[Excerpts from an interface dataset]
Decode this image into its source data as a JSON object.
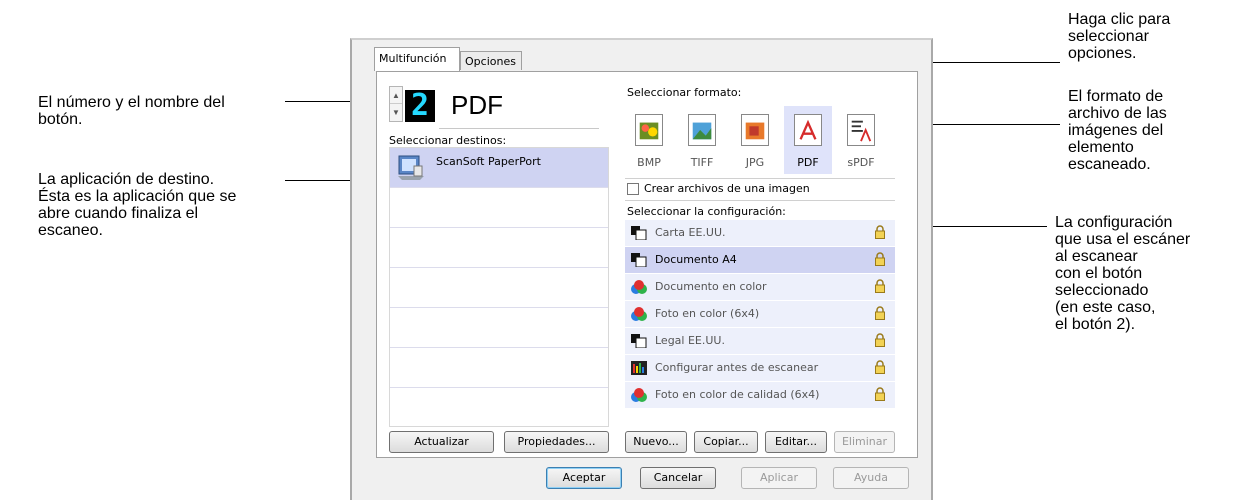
{
  "callouts": {
    "button_number": [
      "El número y el nombre del",
      "botón."
    ],
    "destination_app": [
      "La aplicación de destino.",
      "Ésta es la aplicación que se",
      "abre cuando finaliza el",
      "escaneo."
    ],
    "click_options": [
      "Haga clic para",
      "seleccionar",
      "opciones."
    ],
    "file_format": [
      "El formato de",
      "archivo de las",
      "imágenes del",
      "elemento",
      "escaneado."
    ],
    "settings": [
      "La configuración",
      "que usa el escáner",
      "al escanear",
      "con el botón",
      "seleccionado",
      "(en este caso,",
      "el botón 2)."
    ]
  },
  "tabs": [
    "Multifunción",
    "Opciones"
  ],
  "button_number": "2",
  "button_name": "PDF",
  "select_destinations_label": "Seleccionar destinos:",
  "destinations": [
    {
      "label": "ScanSoft PaperPort",
      "icon": "paperport-icon",
      "selected": true
    }
  ],
  "select_format_label": "Seleccionar formato:",
  "formats": [
    {
      "label": "BMP",
      "icon": "bmp-icon",
      "selected": false
    },
    {
      "label": "TIFF",
      "icon": "tiff-icon",
      "selected": false
    },
    {
      "label": "JPG",
      "icon": "jpg-icon",
      "selected": false
    },
    {
      "label": "PDF",
      "icon": "pdf-icon",
      "selected": true
    },
    {
      "label": "sPDF",
      "icon": "spdf-icon",
      "selected": false
    }
  ],
  "single_image_checkbox": {
    "label": "Crear archivos de una imagen",
    "checked": false
  },
  "select_config_label": "Seleccionar la configuración:",
  "configs": [
    {
      "label": "Carta EE.UU.",
      "icon": "bw-document-icon",
      "selected": false
    },
    {
      "label": "Documento A4",
      "icon": "bw-document-icon",
      "selected": true
    },
    {
      "label": "Documento en color",
      "icon": "color-document-icon",
      "selected": false
    },
    {
      "label": "Foto en color (6x4)",
      "icon": "color-document-icon",
      "selected": false
    },
    {
      "label": "Legal EE.UU.",
      "icon": "bw-document-icon",
      "selected": false
    },
    {
      "label": "Configurar antes de escanear",
      "icon": "configure-icon",
      "selected": false
    },
    {
      "label": "Foto en color de calidad (6x4)",
      "icon": "color-document-icon",
      "selected": false
    }
  ],
  "left_buttons": {
    "refresh": "Actualizar",
    "properties": "Propiedades..."
  },
  "right_buttons": {
    "new": "Nuevo...",
    "copy": "Copiar...",
    "edit": "Editar...",
    "delete": "Eliminar"
  },
  "dialog_buttons": {
    "ok": "Aceptar",
    "cancel": "Cancelar",
    "apply": "Aplicar",
    "help": "Ayuda"
  }
}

Task item:
Drop the pictures and copy the data exactly.

Answer for this exercise:
Decode this image into its source data as a JSON object.
{
  "callouts": {
    "button_number": [
      "El número y el nombre del",
      "botón."
    ],
    "destination_app": [
      "La aplicación de destino.",
      "Ésta es la aplicación que se",
      "abre cuando finaliza el",
      "escaneo."
    ],
    "click_options": [
      "Haga clic para",
      "seleccionar",
      "opciones."
    ],
    "file_format": [
      "El formato de",
      "archivo de las",
      "imágenes del",
      "elemento",
      "escaneado."
    ],
    "settings": [
      "La configuración",
      "que usa el escáner",
      "al escanear",
      "con el botón",
      "seleccionado",
      "(en este caso,",
      "el botón 2)."
    ]
  },
  "tabs": [
    "Multifunción",
    "Opciones"
  ],
  "button_number": "2",
  "button_name": "PDF",
  "select_destinations_label": "Seleccionar destinos:",
  "destinations": [
    {
      "label": "ScanSoft PaperPort",
      "icon": "paperport-icon",
      "selected": true
    }
  ],
  "select_format_label": "Seleccionar formato:",
  "formats": [
    {
      "label": "BMP",
      "icon": "bmp-icon",
      "selected": false
    },
    {
      "label": "TIFF",
      "icon": "tiff-icon",
      "selected": false
    },
    {
      "label": "JPG",
      "icon": "jpg-icon",
      "selected": false
    },
    {
      "label": "PDF",
      "icon": "pdf-icon",
      "selected": true
    },
    {
      "label": "sPDF",
      "icon": "spdf-icon",
      "selected": false
    }
  ],
  "single_image_checkbox": {
    "label": "Crear archivos de una imagen",
    "checked": false
  },
  "select_config_label": "Seleccionar la configuración:",
  "configs": [
    {
      "label": "Carta EE.UU.",
      "icon": "bw-document-icon",
      "selected": false
    },
    {
      "label": "Documento A4",
      "icon": "bw-document-icon",
      "selected": true
    },
    {
      "label": "Documento en color",
      "icon": "color-document-icon",
      "selected": false
    },
    {
      "label": "Foto en color (6x4)",
      "icon": "color-document-icon",
      "selected": false
    },
    {
      "label": "Legal EE.UU.",
      "icon": "bw-document-icon",
      "selected": false
    },
    {
      "label": "Configurar antes de escanear",
      "icon": "configure-icon",
      "selected": false
    },
    {
      "label": "Foto en color de calidad (6x4)",
      "icon": "color-document-icon",
      "selected": false
    }
  ],
  "left_buttons": {
    "refresh": "Actualizar",
    "properties": "Propiedades..."
  },
  "right_buttons": {
    "new": "Nuevo...",
    "copy": "Copiar...",
    "edit": "Editar...",
    "delete": "Eliminar"
  },
  "dialog_buttons": {
    "ok": "Aceptar",
    "cancel": "Cancelar",
    "apply": "Aplicar",
    "help": "Ayuda"
  }
}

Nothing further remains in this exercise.